## Written request
Repeat every entry in the listing below, exactly.

━━━━━━━━━━━━━━━━━━━━

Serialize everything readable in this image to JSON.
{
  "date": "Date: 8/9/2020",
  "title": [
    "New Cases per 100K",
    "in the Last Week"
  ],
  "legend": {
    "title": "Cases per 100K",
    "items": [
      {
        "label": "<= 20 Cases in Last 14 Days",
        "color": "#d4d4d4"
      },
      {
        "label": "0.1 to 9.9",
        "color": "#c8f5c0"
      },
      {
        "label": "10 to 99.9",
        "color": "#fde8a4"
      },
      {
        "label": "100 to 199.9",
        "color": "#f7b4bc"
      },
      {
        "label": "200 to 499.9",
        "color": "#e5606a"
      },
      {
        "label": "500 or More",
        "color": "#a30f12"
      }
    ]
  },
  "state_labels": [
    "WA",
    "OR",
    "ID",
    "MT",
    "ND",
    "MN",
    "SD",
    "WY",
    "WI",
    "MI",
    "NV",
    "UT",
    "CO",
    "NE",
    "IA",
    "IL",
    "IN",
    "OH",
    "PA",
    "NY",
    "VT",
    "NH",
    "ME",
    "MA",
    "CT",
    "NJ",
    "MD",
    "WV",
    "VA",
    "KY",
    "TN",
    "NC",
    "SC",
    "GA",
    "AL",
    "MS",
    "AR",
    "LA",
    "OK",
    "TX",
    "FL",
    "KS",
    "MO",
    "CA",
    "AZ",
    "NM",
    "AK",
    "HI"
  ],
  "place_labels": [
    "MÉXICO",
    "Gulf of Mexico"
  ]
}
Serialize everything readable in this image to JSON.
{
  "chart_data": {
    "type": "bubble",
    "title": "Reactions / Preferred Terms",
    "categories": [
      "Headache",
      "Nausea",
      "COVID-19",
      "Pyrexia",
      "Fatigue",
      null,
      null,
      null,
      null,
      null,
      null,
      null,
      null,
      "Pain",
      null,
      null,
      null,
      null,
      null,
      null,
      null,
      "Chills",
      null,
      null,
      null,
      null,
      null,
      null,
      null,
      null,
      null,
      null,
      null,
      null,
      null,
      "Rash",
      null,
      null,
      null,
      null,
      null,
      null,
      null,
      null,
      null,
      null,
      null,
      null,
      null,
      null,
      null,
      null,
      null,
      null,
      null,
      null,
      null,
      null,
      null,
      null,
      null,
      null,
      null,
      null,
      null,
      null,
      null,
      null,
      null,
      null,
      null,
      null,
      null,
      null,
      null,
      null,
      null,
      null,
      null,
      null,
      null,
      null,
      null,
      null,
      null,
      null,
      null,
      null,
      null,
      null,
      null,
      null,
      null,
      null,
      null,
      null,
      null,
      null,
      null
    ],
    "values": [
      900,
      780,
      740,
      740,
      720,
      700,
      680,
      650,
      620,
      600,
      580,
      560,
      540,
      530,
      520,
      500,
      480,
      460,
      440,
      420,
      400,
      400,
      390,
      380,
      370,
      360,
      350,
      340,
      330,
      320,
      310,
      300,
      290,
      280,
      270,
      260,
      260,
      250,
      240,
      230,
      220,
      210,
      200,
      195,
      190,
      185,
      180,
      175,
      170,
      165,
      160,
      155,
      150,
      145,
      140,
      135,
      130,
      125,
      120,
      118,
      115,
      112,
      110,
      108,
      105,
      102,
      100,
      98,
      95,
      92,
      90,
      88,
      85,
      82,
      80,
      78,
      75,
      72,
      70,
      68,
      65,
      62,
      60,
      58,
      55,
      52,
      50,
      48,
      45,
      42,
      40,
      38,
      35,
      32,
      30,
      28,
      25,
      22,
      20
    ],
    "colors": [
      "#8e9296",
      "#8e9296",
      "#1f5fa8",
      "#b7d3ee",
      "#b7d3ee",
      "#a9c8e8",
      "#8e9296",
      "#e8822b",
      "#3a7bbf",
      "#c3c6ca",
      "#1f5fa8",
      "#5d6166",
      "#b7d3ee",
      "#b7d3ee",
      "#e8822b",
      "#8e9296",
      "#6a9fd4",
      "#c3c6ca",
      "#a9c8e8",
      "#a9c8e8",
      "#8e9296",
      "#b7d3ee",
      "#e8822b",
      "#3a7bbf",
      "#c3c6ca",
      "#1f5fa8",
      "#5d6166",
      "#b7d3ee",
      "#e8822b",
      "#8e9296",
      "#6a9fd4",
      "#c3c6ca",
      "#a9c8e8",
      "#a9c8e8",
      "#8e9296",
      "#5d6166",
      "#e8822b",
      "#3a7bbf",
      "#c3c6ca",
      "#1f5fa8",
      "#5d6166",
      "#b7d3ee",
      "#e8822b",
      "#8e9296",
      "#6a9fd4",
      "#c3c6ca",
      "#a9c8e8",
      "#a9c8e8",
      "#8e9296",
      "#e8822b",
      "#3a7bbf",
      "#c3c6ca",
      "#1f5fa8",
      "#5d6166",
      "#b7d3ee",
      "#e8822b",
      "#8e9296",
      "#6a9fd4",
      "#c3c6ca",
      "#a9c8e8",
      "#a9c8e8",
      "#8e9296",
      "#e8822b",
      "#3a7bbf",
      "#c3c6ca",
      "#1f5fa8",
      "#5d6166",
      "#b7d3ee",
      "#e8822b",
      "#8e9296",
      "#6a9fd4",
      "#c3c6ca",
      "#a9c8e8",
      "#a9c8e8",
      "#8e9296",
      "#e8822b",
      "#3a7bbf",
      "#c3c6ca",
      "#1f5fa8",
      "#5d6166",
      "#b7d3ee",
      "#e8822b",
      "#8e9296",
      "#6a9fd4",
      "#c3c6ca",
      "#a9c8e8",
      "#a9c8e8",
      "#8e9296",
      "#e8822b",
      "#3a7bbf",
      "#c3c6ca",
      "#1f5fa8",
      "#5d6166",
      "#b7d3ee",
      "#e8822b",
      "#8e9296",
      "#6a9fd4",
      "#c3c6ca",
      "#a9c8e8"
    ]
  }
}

━━━━━━━━━━━━━━━━━━━━

## Response
Serialize everything readable in this image to JSON.
{
  "date": "Date: 8/9/2020",
  "title": [
    "New Cases per 100K",
    "in the Last Week"
  ],
  "legend": {
    "title": "Cases per 100K",
    "items": [
      {
        "label": "<= 20 Cases in Last 14 Days",
        "color": "#d4d4d4"
      },
      {
        "label": "0.1 to 9.9",
        "color": "#c8f5c0"
      },
      {
        "label": "10 to 99.9",
        "color": "#fde8a4"
      },
      {
        "label": "100 to 199.9",
        "color": "#f7b4bc"
      },
      {
        "label": "200 to 499.9",
        "color": "#e5606a"
      },
      {
        "label": "500 or More",
        "color": "#a30f12"
      }
    ]
  },
  "state_labels": [
    "WA",
    "OR",
    "ID",
    "MT",
    "ND",
    "MN",
    "SD",
    "WY",
    "WI",
    "MI",
    "NV",
    "UT",
    "CO",
    "NE",
    "IA",
    "IL",
    "IN",
    "OH",
    "PA",
    "NY",
    "VT",
    "NH",
    "ME",
    "MA",
    "CT",
    "NJ",
    "MD",
    "WV",
    "VA",
    "KY",
    "TN",
    "NC",
    "SC",
    "GA",
    "AL",
    "MS",
    "AR",
    "LA",
    "OK",
    "TX",
    "FL",
    "KS",
    "MO",
    "CA",
    "AZ",
    "NM",
    "AK",
    "HI"
  ],
  "place_labels": [
    "MÉXICO",
    "Gulf of Mexico"
  ]
}
Serialize everything readable in this image to JSON.
{
  "chart_data": {
    "type": "bubble",
    "title": "Reactions / Preferred Terms",
    "categories": [
      "Headache",
      "Nausea",
      "COVID-19",
      "Pyrexia",
      "Fatigue",
      null,
      null,
      null,
      null,
      null,
      null,
      null,
      null,
      "Pain",
      null,
      null,
      null,
      null,
      null,
      null,
      null,
      "Chills",
      null,
      null,
      null,
      null,
      null,
      null,
      null,
      null,
      null,
      null,
      null,
      null,
      null,
      "Rash",
      null,
      null,
      null,
      null,
      null,
      null,
      null,
      null,
      null,
      null,
      null,
      null,
      null,
      null,
      null,
      null,
      null,
      null,
      null,
      null,
      null,
      null,
      null,
      null,
      null,
      null,
      null,
      null,
      null,
      null,
      null,
      null,
      null,
      null,
      null,
      null,
      null,
      null,
      null,
      null,
      null,
      null,
      null,
      null,
      null,
      null,
      null,
      null,
      null,
      null,
      null,
      null,
      null,
      null,
      null,
      null,
      null,
      null,
      null,
      null,
      null,
      null,
      null
    ],
    "values": [
      900,
      780,
      740,
      740,
      720,
      700,
      680,
      650,
      620,
      600,
      580,
      560,
      540,
      530,
      520,
      500,
      480,
      460,
      440,
      420,
      400,
      400,
      390,
      380,
      370,
      360,
      350,
      340,
      330,
      320,
      310,
      300,
      290,
      280,
      270,
      260,
      260,
      250,
      240,
      230,
      220,
      210,
      200,
      195,
      190,
      185,
      180,
      175,
      170,
      165,
      160,
      155,
      150,
      145,
      140,
      135,
      130,
      125,
      120,
      118,
      115,
      112,
      110,
      108,
      105,
      102,
      100,
      98,
      95,
      92,
      90,
      88,
      85,
      82,
      80,
      78,
      75,
      72,
      70,
      68,
      65,
      62,
      60,
      58,
      55,
      52,
      50,
      48,
      45,
      42,
      40,
      38,
      35,
      32,
      30,
      28,
      25,
      22,
      20
    ],
    "colors": [
      "#8e9296",
      "#8e9296",
      "#1f5fa8",
      "#b7d3ee",
      "#b7d3ee",
      "#a9c8e8",
      "#8e9296",
      "#e8822b",
      "#3a7bbf",
      "#c3c6ca",
      "#1f5fa8",
      "#5d6166",
      "#b7d3ee",
      "#b7d3ee",
      "#e8822b",
      "#8e9296",
      "#6a9fd4",
      "#c3c6ca",
      "#a9c8e8",
      "#a9c8e8",
      "#8e9296",
      "#b7d3ee",
      "#e8822b",
      "#3a7bbf",
      "#c3c6ca",
      "#1f5fa8",
      "#5d6166",
      "#b7d3ee",
      "#e8822b",
      "#8e9296",
      "#6a9fd4",
      "#c3c6ca",
      "#a9c8e8",
      "#a9c8e8",
      "#8e9296",
      "#5d6166",
      "#e8822b",
      "#3a7bbf",
      "#c3c6ca",
      "#1f5fa8",
      "#5d6166",
      "#b7d3ee",
      "#e8822b",
      "#8e9296",
      "#6a9fd4",
      "#c3c6ca",
      "#a9c8e8",
      "#a9c8e8",
      "#8e9296",
      "#e8822b",
      "#3a7bbf",
      "#c3c6ca",
      "#1f5fa8",
      "#5d6166",
      "#b7d3ee",
      "#e8822b",
      "#8e9296",
      "#6a9fd4",
      "#c3c6ca",
      "#a9c8e8",
      "#a9c8e8",
      "#8e9296",
      "#e8822b",
      "#3a7bbf",
      "#c3c6ca",
      "#1f5fa8",
      "#5d6166",
      "#b7d3ee",
      "#e8822b",
      "#8e9296",
      "#6a9fd4",
      "#c3c6ca",
      "#a9c8e8",
      "#a9c8e8",
      "#8e9296",
      "#e8822b",
      "#3a7bbf",
      "#c3c6ca",
      "#1f5fa8",
      "#5d6166",
      "#b7d3ee",
      "#e8822b",
      "#8e9296",
      "#6a9fd4",
      "#c3c6ca",
      "#a9c8e8",
      "#a9c8e8",
      "#8e9296",
      "#e8822b",
      "#3a7bbf",
      "#c3c6ca",
      "#1f5fa8",
      "#5d6166",
      "#b7d3ee",
      "#e8822b",
      "#8e9296",
      "#6a9fd4",
      "#c3c6ca",
      "#a9c8e8"
    ]
  }
}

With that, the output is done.